→ **TAREA 1**: Reescribe como lista breve el párrafo del artículo sobre el fanatismo que empieza con «La estructura de la individualidad». Conserva sus ideas principales.
→ **TAREA 2**: Prosigue el artículo sobre el fanatismo a partir de su última oración.

→ **TEXTO PARA REVISIÓN**:
──────

Más sobre el fanatismo

Olavo de Carvalho

Jornal da Tarde, 5 de diciembre de 2002

 

 

El segundo rasgo de la personalidad fanática, indicado por Victor Frankl, es el desprecio de la individualidad ajena.

 

La estructura de la individualidad se manifiesta ante todo como una jerarquía de metas vitales, distinta en cada ser humano. Lo que es esencial para uno es secundario para otro. Pero todas las metas reflejan, en cierto modo, algún valor universal, que puede ser reconocido y apreciado por quien no las comparte. No quiero necesariamente para mí lo que tú quieres para ti, pero reconozco que para ti es bueno quererlo. El hombre que desea la riqueza aprecia al que busca el conocimiento, éste respeta al que busca la perfección artística, la felicidad en el matrimonio, el éxito político, etc. Un mismo hombre puede, de modo simultáneo o sucesivo, perseguir objetivos diversos, que traducen cada uno de ellos, en la situación del momento, los mismos valores básicos. Para el fanático, sólo hay un objetivo auténtico: las metas de su partido o de su secta. Las demás, en sí mismas, no valen nada; se vuelven buenas o malas según se ajusten o se separen de aquéllas. Pongamos, por ejemplo, la caridad. Para quien la cultiva, es, por sí misma, la meta, el valor y el criterio supremo de sus aciones. Para el izquierdista fanático, la caridad es un símbolo inocuo, que adquiere valor positivo o negativo según su utilidad política. En un momento dado puede ser condenada como una ilusión individualista burguesa, en otro enaltecida como la virtud máxima del ciudadano, según se presente como alternativa autónoma o como práctica social integrada en la estrategia de izquierda, como pasó con la "campaña de Betinho".

──────

→ **DATOS DE ORIGEN**:
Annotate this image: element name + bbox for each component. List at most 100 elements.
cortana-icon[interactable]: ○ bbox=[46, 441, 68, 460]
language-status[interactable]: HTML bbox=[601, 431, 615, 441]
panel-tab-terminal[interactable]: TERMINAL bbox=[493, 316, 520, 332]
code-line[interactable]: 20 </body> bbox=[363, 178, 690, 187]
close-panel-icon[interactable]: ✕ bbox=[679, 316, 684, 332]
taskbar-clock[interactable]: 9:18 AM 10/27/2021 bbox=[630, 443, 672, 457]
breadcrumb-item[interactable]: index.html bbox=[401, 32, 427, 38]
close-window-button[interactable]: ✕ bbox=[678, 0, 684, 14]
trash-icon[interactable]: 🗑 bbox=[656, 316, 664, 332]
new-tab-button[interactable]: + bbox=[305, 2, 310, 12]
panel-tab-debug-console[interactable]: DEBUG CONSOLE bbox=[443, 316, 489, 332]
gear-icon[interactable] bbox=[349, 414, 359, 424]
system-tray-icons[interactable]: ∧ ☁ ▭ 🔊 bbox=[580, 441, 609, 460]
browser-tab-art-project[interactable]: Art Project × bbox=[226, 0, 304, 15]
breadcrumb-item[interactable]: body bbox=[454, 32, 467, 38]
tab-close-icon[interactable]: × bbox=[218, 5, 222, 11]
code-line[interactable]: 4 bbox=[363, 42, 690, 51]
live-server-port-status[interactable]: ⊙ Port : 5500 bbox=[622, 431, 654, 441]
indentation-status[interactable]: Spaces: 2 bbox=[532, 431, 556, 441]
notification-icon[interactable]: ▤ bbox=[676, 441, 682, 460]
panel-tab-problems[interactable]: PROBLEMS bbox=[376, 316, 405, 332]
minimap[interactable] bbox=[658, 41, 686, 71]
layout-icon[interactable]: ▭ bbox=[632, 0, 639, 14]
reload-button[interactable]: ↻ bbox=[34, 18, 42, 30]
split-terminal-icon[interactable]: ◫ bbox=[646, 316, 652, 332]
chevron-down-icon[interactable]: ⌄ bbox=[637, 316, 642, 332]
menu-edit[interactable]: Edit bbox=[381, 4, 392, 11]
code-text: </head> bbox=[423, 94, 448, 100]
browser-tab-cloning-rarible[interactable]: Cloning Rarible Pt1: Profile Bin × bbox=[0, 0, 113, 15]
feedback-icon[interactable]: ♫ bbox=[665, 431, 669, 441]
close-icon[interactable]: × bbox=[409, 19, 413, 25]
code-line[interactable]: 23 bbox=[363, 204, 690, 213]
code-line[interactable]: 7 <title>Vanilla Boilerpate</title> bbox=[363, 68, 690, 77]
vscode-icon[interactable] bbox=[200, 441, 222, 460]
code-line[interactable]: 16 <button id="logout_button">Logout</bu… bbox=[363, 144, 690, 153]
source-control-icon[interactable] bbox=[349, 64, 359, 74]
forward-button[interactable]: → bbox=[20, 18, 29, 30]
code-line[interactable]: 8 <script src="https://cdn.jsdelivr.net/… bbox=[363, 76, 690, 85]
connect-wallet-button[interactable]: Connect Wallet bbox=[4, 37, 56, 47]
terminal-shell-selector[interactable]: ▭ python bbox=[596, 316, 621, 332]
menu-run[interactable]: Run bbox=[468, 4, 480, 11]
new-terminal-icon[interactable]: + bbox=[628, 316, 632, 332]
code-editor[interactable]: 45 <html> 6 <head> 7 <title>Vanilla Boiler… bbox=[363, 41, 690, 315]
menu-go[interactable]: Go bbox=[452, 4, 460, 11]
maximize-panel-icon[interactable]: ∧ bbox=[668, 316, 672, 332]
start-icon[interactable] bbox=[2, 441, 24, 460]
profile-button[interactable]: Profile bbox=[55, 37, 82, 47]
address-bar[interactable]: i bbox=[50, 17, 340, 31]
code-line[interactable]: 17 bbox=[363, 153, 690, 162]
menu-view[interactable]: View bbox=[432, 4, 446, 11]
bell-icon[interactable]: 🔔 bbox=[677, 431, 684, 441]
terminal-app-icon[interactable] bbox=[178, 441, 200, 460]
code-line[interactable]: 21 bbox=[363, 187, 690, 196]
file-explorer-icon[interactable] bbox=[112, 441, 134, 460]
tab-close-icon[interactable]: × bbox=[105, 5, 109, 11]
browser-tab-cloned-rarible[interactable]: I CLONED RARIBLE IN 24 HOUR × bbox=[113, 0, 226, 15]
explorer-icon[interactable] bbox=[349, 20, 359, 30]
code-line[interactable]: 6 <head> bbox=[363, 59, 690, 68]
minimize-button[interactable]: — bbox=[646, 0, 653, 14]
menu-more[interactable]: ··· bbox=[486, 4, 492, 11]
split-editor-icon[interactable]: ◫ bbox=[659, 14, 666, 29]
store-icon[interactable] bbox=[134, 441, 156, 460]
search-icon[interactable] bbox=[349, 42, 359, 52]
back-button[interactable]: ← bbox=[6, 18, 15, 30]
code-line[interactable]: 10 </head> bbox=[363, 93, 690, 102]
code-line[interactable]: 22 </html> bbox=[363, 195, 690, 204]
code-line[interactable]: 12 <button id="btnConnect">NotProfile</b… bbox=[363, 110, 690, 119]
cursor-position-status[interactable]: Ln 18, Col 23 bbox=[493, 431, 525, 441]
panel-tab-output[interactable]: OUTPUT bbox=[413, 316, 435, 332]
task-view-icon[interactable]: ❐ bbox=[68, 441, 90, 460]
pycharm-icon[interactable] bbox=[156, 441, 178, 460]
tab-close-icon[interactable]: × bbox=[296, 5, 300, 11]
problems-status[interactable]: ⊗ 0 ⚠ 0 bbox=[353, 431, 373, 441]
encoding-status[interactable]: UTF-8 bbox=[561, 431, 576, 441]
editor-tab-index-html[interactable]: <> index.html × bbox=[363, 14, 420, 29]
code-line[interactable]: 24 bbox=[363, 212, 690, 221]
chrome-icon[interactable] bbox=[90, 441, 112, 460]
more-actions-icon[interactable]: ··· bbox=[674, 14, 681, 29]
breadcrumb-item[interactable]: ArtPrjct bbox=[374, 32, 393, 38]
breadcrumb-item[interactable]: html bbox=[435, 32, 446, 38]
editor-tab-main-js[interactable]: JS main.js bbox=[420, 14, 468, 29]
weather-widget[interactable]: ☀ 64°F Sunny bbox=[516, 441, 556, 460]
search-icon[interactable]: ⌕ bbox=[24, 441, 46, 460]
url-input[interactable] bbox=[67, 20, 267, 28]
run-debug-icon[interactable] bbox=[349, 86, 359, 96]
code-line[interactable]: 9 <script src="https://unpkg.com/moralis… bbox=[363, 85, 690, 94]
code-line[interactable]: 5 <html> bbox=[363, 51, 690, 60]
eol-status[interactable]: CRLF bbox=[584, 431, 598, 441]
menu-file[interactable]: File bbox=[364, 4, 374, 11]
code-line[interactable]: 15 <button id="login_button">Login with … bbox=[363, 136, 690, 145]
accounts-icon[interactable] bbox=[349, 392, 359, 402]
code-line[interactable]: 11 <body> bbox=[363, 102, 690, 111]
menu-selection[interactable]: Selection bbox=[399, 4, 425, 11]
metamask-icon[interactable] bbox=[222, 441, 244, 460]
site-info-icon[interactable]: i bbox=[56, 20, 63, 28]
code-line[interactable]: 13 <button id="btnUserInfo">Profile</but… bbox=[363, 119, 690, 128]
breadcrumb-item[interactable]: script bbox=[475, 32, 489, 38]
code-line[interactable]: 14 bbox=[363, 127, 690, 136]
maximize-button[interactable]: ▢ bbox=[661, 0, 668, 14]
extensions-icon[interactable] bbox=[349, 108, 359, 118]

──────

→ **RESPUESTA 1**:
- La individualidad se expresa sobre todo como una jerarquía de metas vitales, distinta en cada persona. Lo esencial para uno puede ser secundario para otro.
- Todas las metas reflejan algún valor universal. Por eso quien no las comparte puede reconocerlas y apreciarlas: quien busca la riqueza aprecia a quien busca el conocimiento, y este respeta a quien persigue la perfección artística, la felicidad conyugal o el éxito político.
- Una misma persona puede perseguir, a la vez o sucesivamente, objetivos diversos que traducen los mismos valores básicos.
- Para el fanático solo hay un objetivo auténtico: las metas de su partido o su secta. Las demás metas no valen nada en sí mismas y son buenas o malas según se ajusten a aquellas.
- Ejemplo de la caridad:
  - Para quien la practica, es por sí misma la meta, el valor y el criterio supremo de sus acciones.
  - Para el izquierdista fanático, es un símbolo inocuo cuyo valor depende de su utilidad política. Se la condena como ilusión individualista burguesa cuando aparece como alternativa autónoma. Se la exalta como virtud máxima del ciudadano cuando se integra en la estrategia de izquierda, como ocurrió con la «campaña de Betinho».

→ **RESPUESTA 2**:
 

En cambio, si tú insistes en reafirmar tus propios criterios, independientemente de si sirven o no  para alcanzar las metas políticas que él pretende, el fanático tendrá que ignorarte como irrelevante o catalogarte como enemigo. ¿Reconocer sus objetivos vitales como independientes? ¡Ah!, eso no. Nunca. Ese reconocimiento equivaldría a reducir el sacrosanto ideal político al que rinde culto a un mero valor vital entre otros, y eso es precisamente lo que el fanático no puede admitir de ningún modo. Por eso es incapaz de comprender a los demás con los criterios de ellos. Tiene que traducirlos al lenguaje de su propio ideal, o sea, reducirlos a amigos o enemigos del partido, y juzgarlos en función de eso, a poco que quepan en ese molde prefabricado.

 

Eric Voegelin, cuando era joven, no estaba ni a favor ni en contra del racismo. Estaba a favor de la ciencia histórica. Estudió la historia de la ideología racista, y habiendo descubierto que ésta no tenía nada que ver con la realidad biológica de las razas, publicó esa conclusión en un libro. Pero, para los nazis, la ciencia histórica no era un criterio autónomo admisible. La historia tenía que estar a favor o en contra del partido. Al día siguiente, la Gestapo emprendió la caza y captura de Eric Voegelin.

 

Boris Pasternak no estaba ni a favor ni en contra del socialismo. Estaba a favor de la buena poesía lírica, de la expresión genuina de los sentimientos humanos. Pero, para el fanático socialista, eso no vale como criterio autónomo. La poesía lírica, si no sirve al socialismo, sirve a los enemigos del socialismo. Pasternak fue condenado y encarcelado como enemigo del Estado soviético.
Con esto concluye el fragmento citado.